> WORK TO DO
Repeat each entry in full, exactly.

> GIVEN RECORDS
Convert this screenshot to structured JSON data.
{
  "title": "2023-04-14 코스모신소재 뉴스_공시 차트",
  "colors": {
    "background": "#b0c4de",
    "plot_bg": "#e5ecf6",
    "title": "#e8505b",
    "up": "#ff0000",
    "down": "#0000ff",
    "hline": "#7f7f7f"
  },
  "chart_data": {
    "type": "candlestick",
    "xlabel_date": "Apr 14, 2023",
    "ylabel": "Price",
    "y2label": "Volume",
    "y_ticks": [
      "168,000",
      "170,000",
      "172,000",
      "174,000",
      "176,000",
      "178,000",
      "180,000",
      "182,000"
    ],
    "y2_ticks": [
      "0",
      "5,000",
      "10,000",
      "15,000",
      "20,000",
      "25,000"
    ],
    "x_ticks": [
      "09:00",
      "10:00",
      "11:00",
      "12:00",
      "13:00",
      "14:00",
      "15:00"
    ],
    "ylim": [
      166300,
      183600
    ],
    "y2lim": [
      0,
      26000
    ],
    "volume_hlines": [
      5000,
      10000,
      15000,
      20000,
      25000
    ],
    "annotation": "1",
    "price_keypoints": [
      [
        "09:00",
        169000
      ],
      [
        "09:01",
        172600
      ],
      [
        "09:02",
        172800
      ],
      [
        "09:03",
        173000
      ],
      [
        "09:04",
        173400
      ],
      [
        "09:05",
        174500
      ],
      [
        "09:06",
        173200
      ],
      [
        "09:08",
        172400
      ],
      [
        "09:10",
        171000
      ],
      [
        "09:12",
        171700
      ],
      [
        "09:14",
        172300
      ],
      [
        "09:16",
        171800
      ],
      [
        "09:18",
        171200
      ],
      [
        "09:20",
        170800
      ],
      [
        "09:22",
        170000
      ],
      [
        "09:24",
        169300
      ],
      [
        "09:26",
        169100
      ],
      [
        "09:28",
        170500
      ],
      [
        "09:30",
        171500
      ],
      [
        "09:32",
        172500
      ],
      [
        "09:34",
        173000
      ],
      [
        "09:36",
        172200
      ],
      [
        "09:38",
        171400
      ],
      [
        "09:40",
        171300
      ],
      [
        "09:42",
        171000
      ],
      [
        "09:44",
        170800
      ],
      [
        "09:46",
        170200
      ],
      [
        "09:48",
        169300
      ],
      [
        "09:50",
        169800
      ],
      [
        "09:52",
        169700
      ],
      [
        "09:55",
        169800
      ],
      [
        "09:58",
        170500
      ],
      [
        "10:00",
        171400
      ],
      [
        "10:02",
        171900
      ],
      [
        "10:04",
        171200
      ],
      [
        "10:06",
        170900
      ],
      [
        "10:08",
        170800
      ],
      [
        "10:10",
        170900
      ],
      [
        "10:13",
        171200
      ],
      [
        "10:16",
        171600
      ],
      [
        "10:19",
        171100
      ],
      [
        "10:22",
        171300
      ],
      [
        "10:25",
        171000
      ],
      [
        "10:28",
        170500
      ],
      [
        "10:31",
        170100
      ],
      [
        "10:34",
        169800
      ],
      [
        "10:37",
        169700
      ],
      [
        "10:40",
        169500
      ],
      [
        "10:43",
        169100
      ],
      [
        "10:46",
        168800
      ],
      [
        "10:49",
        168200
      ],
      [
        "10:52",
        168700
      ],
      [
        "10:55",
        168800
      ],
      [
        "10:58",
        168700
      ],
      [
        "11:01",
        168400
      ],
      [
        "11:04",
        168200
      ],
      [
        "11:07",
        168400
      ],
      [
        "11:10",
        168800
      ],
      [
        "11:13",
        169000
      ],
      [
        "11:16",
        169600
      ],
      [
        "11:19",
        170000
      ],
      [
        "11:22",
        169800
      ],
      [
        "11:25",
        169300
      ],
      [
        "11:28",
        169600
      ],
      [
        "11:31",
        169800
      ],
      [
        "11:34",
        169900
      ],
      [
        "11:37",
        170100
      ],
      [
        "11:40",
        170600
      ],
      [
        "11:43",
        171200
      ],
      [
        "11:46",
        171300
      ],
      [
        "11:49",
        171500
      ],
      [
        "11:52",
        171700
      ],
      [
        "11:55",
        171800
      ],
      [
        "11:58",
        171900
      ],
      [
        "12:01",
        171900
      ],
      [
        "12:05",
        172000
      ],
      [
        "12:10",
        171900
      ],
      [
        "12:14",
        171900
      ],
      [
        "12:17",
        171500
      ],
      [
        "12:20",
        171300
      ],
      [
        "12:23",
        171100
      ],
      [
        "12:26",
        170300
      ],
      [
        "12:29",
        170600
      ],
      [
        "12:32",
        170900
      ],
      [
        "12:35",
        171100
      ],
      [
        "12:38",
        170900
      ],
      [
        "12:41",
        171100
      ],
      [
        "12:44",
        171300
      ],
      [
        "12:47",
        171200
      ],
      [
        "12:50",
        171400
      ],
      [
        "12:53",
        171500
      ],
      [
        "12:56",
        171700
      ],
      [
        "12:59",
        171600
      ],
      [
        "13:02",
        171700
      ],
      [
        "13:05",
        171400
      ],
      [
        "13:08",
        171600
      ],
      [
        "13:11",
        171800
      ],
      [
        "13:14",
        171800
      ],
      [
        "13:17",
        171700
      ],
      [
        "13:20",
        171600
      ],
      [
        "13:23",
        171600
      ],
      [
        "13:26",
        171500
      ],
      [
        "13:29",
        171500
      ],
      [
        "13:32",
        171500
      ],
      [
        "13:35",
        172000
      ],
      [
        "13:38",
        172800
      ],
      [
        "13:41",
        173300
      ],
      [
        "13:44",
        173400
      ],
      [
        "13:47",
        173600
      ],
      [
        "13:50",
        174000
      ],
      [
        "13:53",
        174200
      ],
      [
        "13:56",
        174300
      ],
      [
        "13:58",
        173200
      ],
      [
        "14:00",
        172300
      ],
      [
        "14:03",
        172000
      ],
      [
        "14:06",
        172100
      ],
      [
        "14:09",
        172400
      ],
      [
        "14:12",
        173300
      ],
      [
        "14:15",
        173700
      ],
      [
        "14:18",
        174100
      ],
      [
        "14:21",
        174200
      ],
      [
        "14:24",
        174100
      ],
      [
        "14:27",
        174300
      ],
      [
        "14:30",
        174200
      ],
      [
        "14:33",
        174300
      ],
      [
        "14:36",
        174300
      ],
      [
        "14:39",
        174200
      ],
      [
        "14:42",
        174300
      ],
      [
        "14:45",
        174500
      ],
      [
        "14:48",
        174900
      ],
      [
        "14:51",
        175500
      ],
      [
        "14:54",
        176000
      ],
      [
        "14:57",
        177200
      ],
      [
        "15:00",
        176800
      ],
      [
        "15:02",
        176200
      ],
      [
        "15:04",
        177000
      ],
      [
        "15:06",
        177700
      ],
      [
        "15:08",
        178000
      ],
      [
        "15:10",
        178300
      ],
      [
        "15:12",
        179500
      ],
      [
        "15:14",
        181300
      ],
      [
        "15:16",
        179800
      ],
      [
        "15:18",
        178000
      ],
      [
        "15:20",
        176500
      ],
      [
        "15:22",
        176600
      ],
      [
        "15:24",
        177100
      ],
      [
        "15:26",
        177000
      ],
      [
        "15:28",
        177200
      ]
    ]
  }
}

> REPLY
Convert this screenshot to structured JSON data.
{
  "title": "2023-04-14 코스모신소재 뉴스_공시 차트",
  "colors": {
    "background": "#b0c4de",
    "plot_bg": "#e5ecf6",
    "title": "#e8505b",
    "up": "#ff0000",
    "down": "#0000ff",
    "hline": "#7f7f7f"
  },
  "chart_data": {
    "type": "candlestick",
    "xlabel_date": "Apr 14, 2023",
    "ylabel": "Price",
    "y2label": "Volume",
    "y_ticks": [
      "168,000",
      "170,000",
      "172,000",
      "174,000",
      "176,000",
      "178,000",
      "180,000",
      "182,000"
    ],
    "y2_ticks": [
      "0",
      "5,000",
      "10,000",
      "15,000",
      "20,000",
      "25,000"
    ],
    "x_ticks": [
      "09:00",
      "10:00",
      "11:00",
      "12:00",
      "13:00",
      "14:00",
      "15:00"
    ],
    "ylim": [
      166300,
      183600
    ],
    "y2lim": [
      0,
      26000
    ],
    "volume_hlines": [
      5000,
      10000,
      15000,
      20000,
      25000
    ],
    "annotation": "1",
    "price_keypoints": [
      [
        "09:00",
        169000
      ],
      [
        "09:01",
        172600
      ],
      [
        "09:02",
        172800
      ],
      [
        "09:03",
        173000
      ],
      [
        "09:04",
        173400
      ],
      [
        "09:05",
        174500
      ],
      [
        "09:06",
        173200
      ],
      [
        "09:08",
        172400
      ],
      [
        "09:10",
        171000
      ],
      [
        "09:12",
        171700
      ],
      [
        "09:14",
        172300
      ],
      [
        "09:16",
        171800
      ],
      [
        "09:18",
        171200
      ],
      [
        "09:20",
        170800
      ],
      [
        "09:22",
        170000
      ],
      [
        "09:24",
        169300
      ],
      [
        "09:26",
        169100
      ],
      [
        "09:28",
        170500
      ],
      [
        "09:30",
        171500
      ],
      [
        "09:32",
        172500
      ],
      [
        "09:34",
        173000
      ],
      [
        "09:36",
        172200
      ],
      [
        "09:38",
        171400
      ],
      [
        "09:40",
        171300
      ],
      [
        "09:42",
        171000
      ],
      [
        "09:44",
        170800
      ],
      [
        "09:46",
        170200
      ],
      [
        "09:48",
        169300
      ],
      [
        "09:50",
        169800
      ],
      [
        "09:52",
        169700
      ],
      [
        "09:55",
        169800
      ],
      [
        "09:58",
        170500
      ],
      [
        "10:00",
        171400
      ],
      [
        "10:02",
        171900
      ],
      [
        "10:04",
        171200
      ],
      [
        "10:06",
        170900
      ],
      [
        "10:08",
        170800
      ],
      [
        "10:10",
        170900
      ],
      [
        "10:13",
        171200
      ],
      [
        "10:16",
        171600
      ],
      [
        "10:19",
        171100
      ],
      [
        "10:22",
        171300
      ],
      [
        "10:25",
        171000
      ],
      [
        "10:28",
        170500
      ],
      [
        "10:31",
        170100
      ],
      [
        "10:34",
        169800
      ],
      [
        "10:37",
        169700
      ],
      [
        "10:40",
        169500
      ],
      [
        "10:43",
        169100
      ],
      [
        "10:46",
        168800
      ],
      [
        "10:49",
        168200
      ],
      [
        "10:52",
        168700
      ],
      [
        "10:55",
        168800
      ],
      [
        "10:58",
        168700
      ],
      [
        "11:01",
        168400
      ],
      [
        "11:04",
        168200
      ],
      [
        "11:07",
        168400
      ],
      [
        "11:10",
        168800
      ],
      [
        "11:13",
        169000
      ],
      [
        "11:16",
        169600
      ],
      [
        "11:19",
        170000
      ],
      [
        "11:22",
        169800
      ],
      [
        "11:25",
        169300
      ],
      [
        "11:28",
        169600
      ],
      [
        "11:31",
        169800
      ],
      [
        "11:34",
        169900
      ],
      [
        "11:37",
        170100
      ],
      [
        "11:40",
        170600
      ],
      [
        "11:43",
        171200
      ],
      [
        "11:46",
        171300
      ],
      [
        "11:49",
        171500
      ],
      [
        "11:52",
        171700
      ],
      [
        "11:55",
        171800
      ],
      [
        "11:58",
        171900
      ],
      [
        "12:01",
        171900
      ],
      [
        "12:05",
        172000
      ],
      [
        "12:10",
        171900
      ],
      [
        "12:14",
        171900
      ],
      [
        "12:17",
        171500
      ],
      [
        "12:20",
        171300
      ],
      [
        "12:23",
        171100
      ],
      [
        "12:26",
        170300
      ],
      [
        "12:29",
        170600
      ],
      [
        "12:32",
        170900
      ],
      [
        "12:35",
        171100
      ],
      [
        "12:38",
        170900
      ],
      [
        "12:41",
        171100
      ],
      [
        "12:44",
        171300
      ],
      [
        "12:47",
        171200
      ],
      [
        "12:50",
        171400
      ],
      [
        "12:53",
        171500
      ],
      [
        "12:56",
        171700
      ],
      [
        "12:59",
        171600
      ],
      [
        "13:02",
        171700
      ],
      [
        "13:05",
        171400
      ],
      [
        "13:08",
        171600
      ],
      [
        "13:11",
        171800
      ],
      [
        "13:14",
        171800
      ],
      [
        "13:17",
        171700
      ],
      [
        "13:20",
        171600
      ],
      [
        "13:23",
        171600
      ],
      [
        "13:26",
        171500
      ],
      [
        "13:29",
        171500
      ],
      [
        "13:32",
        171500
      ],
      [
        "13:35",
        172000
      ],
      [
        "13:38",
        172800
      ],
      [
        "13:41",
        173300
      ],
      [
        "13:44",
        173400
      ],
      [
        "13:47",
        173600
      ],
      [
        "13:50",
        174000
      ],
      [
        "13:53",
        174200
      ],
      [
        "13:56",
        174300
      ],
      [
        "13:58",
        173200
      ],
      [
        "14:00",
        172300
      ],
      [
        "14:03",
        172000
      ],
      [
        "14:06",
        172100
      ],
      [
        "14:09",
        172400
      ],
      [
        "14:12",
        173300
      ],
      [
        "14:15",
        173700
      ],
      [
        "14:18",
        174100
      ],
      [
        "14:21",
        174200
      ],
      [
        "14:24",
        174100
      ],
      [
        "14:27",
        174300
      ],
      [
        "14:30",
        174200
      ],
      [
        "14:33",
        174300
      ],
      [
        "14:36",
        174300
      ],
      [
        "14:39",
        174200
      ],
      [
        "14:42",
        174300
      ],
      [
        "14:45",
        174500
      ],
      [
        "14:48",
        174900
      ],
      [
        "14:51",
        175500
      ],
      [
        "14:54",
        176000
      ],
      [
        "14:57",
        177200
      ],
      [
        "15:00",
        176800
      ],
      [
        "15:02",
        176200
      ],
      [
        "15:04",
        177000
      ],
      [
        "15:06",
        177700
      ],
      [
        "15:08",
        178000
      ],
      [
        "15:10",
        178300
      ],
      [
        "15:12",
        179500
      ],
      [
        "15:14",
        181300
      ],
      [
        "15:16",
        179800
      ],
      [
        "15:18",
        178000
      ],
      [
        "15:20",
        176500
      ],
      [
        "15:22",
        176600
      ],
      [
        "15:24",
        177100
      ],
      [
        "15:26",
        177000
      ],
      [
        "15:28",
        177200
      ]
    ]
  }
}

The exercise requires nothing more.